__Dataset records__

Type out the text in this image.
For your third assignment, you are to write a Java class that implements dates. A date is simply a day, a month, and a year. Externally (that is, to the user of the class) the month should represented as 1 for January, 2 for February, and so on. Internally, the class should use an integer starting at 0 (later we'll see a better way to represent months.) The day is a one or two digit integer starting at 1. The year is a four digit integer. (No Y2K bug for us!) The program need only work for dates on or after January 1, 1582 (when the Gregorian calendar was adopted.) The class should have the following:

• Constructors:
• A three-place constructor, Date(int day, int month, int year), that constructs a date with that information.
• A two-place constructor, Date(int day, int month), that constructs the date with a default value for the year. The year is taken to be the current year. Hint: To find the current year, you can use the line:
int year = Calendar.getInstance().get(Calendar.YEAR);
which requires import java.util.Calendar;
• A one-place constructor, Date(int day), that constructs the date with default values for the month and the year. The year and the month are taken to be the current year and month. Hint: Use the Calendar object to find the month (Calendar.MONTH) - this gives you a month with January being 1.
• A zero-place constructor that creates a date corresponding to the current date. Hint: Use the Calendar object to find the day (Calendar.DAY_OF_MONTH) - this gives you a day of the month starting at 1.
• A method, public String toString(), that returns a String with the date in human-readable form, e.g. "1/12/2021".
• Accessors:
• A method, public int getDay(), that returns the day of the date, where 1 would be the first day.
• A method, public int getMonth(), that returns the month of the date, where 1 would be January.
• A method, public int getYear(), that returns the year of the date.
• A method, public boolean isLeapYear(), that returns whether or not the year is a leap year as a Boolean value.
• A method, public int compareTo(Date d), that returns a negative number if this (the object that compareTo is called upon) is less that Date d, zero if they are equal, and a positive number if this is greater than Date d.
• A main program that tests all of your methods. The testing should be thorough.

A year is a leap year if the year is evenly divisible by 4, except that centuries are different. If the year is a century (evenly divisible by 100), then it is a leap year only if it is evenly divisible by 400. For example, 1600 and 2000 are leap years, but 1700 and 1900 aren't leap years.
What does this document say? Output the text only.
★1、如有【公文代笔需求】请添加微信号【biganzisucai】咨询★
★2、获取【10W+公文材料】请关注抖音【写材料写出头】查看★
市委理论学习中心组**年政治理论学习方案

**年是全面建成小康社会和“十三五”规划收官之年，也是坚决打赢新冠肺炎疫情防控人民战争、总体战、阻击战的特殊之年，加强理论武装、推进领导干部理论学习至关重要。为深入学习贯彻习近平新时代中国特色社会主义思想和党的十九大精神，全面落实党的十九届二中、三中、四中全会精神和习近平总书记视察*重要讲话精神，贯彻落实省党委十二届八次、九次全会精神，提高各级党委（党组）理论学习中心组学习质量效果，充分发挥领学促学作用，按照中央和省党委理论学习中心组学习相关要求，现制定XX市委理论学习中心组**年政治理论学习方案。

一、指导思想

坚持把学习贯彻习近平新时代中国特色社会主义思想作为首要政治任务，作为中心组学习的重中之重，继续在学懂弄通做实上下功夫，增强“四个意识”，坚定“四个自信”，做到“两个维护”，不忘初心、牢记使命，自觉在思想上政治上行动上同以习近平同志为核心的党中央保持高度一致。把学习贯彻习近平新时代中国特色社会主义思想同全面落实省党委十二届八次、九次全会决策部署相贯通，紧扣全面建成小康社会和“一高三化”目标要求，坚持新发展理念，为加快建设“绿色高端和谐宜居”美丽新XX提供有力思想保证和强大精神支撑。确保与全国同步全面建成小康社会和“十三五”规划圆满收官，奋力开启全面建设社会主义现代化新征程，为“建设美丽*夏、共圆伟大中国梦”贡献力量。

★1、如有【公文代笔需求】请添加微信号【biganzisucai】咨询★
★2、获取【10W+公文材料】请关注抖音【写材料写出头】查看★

__Task goal__
Copy out each line of the entries that holds "Hint".

__Solution below__
• A two-place constructor, Date(int day, int month), that constructs the date with a default value for the year. The year is taken to be the current year. Hint: To find the current year, you can use the line:
• A one-place constructor, Date(int day), that constructs the date with default values for the month and the year. The year and the month are taken to be the current year and month. Hint: Use the Calendar object to find the month (Calendar.MONTH) - this gives you a month with January being 1.
• A zero-place constructor that creates a date corresponding to the current date. Hint: Use the Calendar object to find the day (Calendar.DAY_OF_MONTH) - this gives you a day of the month starting at 1.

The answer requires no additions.